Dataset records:
┌──

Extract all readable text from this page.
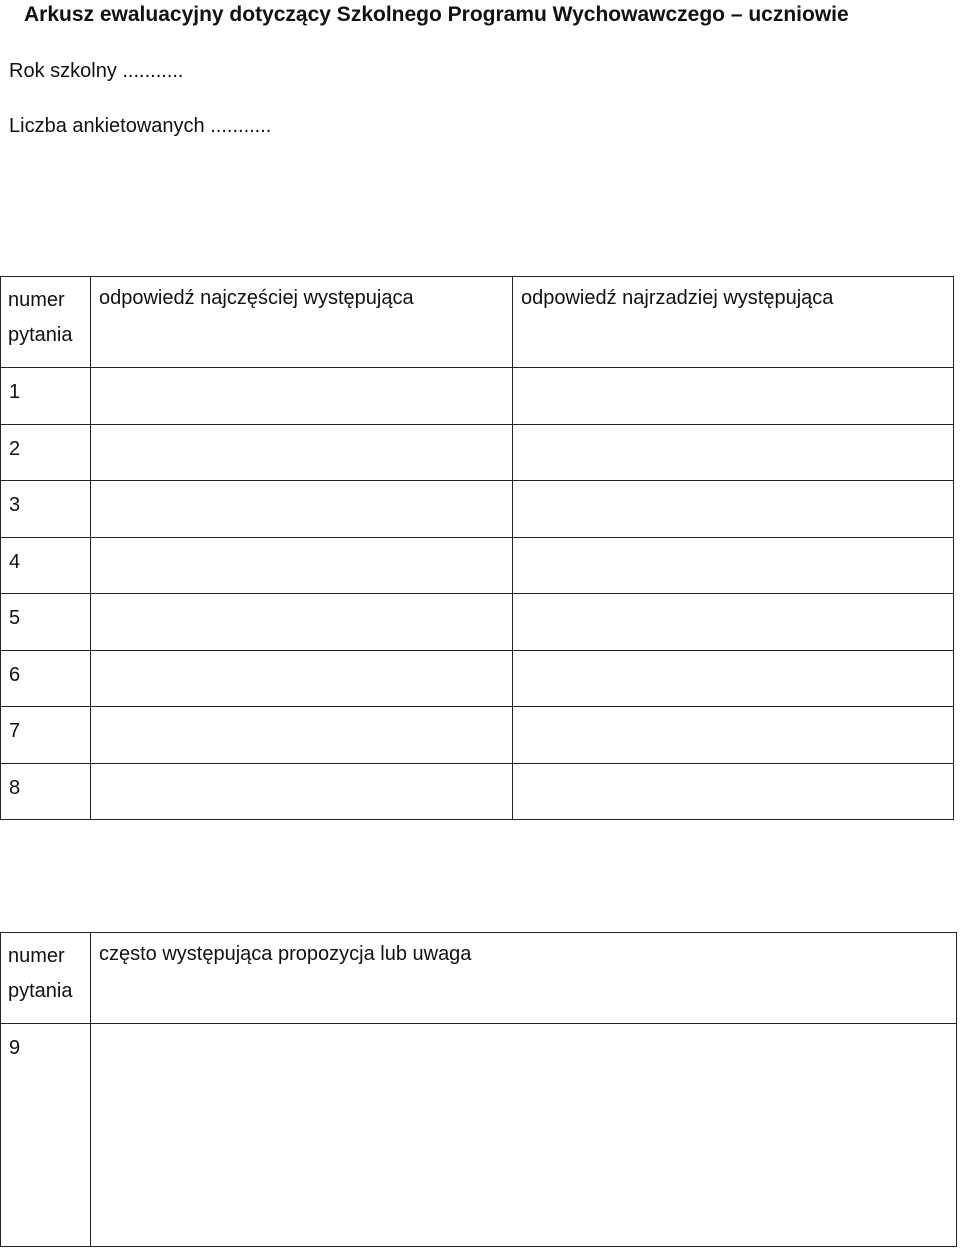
Arkusz ewaluacyjny dotyczący Szkolnego Programu Wychowawczego – uczniowie
Rok szkolny ...........
Liczba ankietowanych ...........
numer pytania	odpowiedź najczęściej występująca	odpowiedź najrzadziej występująca

1		

2		

3		

4		

5		

6		

7		

8		

numer pytania	często występująca propozycja lub uwaga

9	
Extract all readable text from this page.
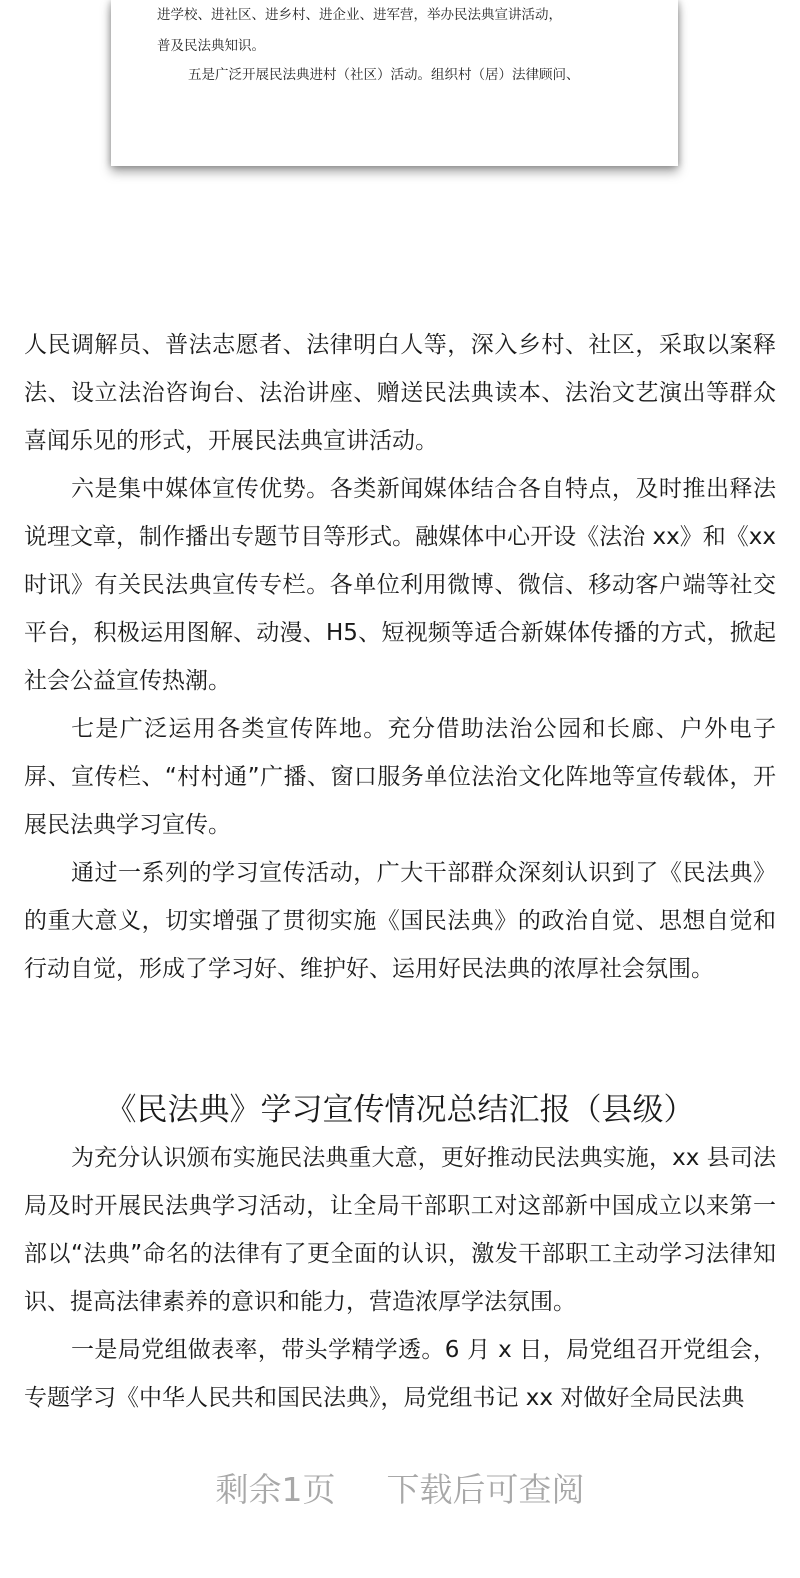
进学校、进社区、进乡村、进企业、进军营，举办民法典宣讲活动，
普及民法典知识。
五是广泛开展民法典进村（社区）活动。组织村（居）法律顾问、

人民调解员、普法志愿者、法律明白人等，深入乡村、社区，采取以案释法、设立法治咨询台、法治讲座、赠送民法典读本、法治文艺演出等群众喜闻乐见的形式，开展民法典宣讲活动。

六是集中媒体宣传优势。各类新闻媒体结合各自特点，及时推出释法说理文章，制作播出专题节目等形式。融媒体中心开设《法治 xx》和《xx 时讯》有关民法典宣传专栏。各单位利用微博、微信、移动客户端等社交平台，积极运用图解、动漫、H5、短视频等适合新媒体传播的方式，掀起社会公益宣传热潮。

七是广泛运用各类宣传阵地。充分借助法治公园和长廊、户外电子屏、宣传栏、“村村通”广播、窗口服务单位法治文化阵地等宣传载体，开展民法典学习宣传。

通过一系列的学习宣传活动，广大干部群众深刻认识到了《民法典》的重大意义，切实增强了贯彻实施《国民法典》的政治自觉、思想自觉和行动自觉，形成了学习好、维护好、运用好民法典的浓厚社会氛围。

《民法典》学习宣传情况总结汇报（县级）

为充分认识颁布实施民法典重大意，更好推动民法典实施，xx 县司法局及时开展民法典学习活动，让全局干部职工对这部新中国成立以来第一部以“法典”命名的法律有了更全面的认识，激发干部职工主动学习法律知识、提高法律素养的意识和能力，营造浓厚学法氛围。

一是局党组做表率，带头学精学透。6 月 x 日，局党组召开党组会，专题学习《中华人民共和国民法典》，局党组书记 xx 对做好全局民法典

剩余1页 下载后可查阅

└──

**Requirements:**
How many lines in the data contain the string "numer"? Respond with the number only.

**Answer to the problem:**
2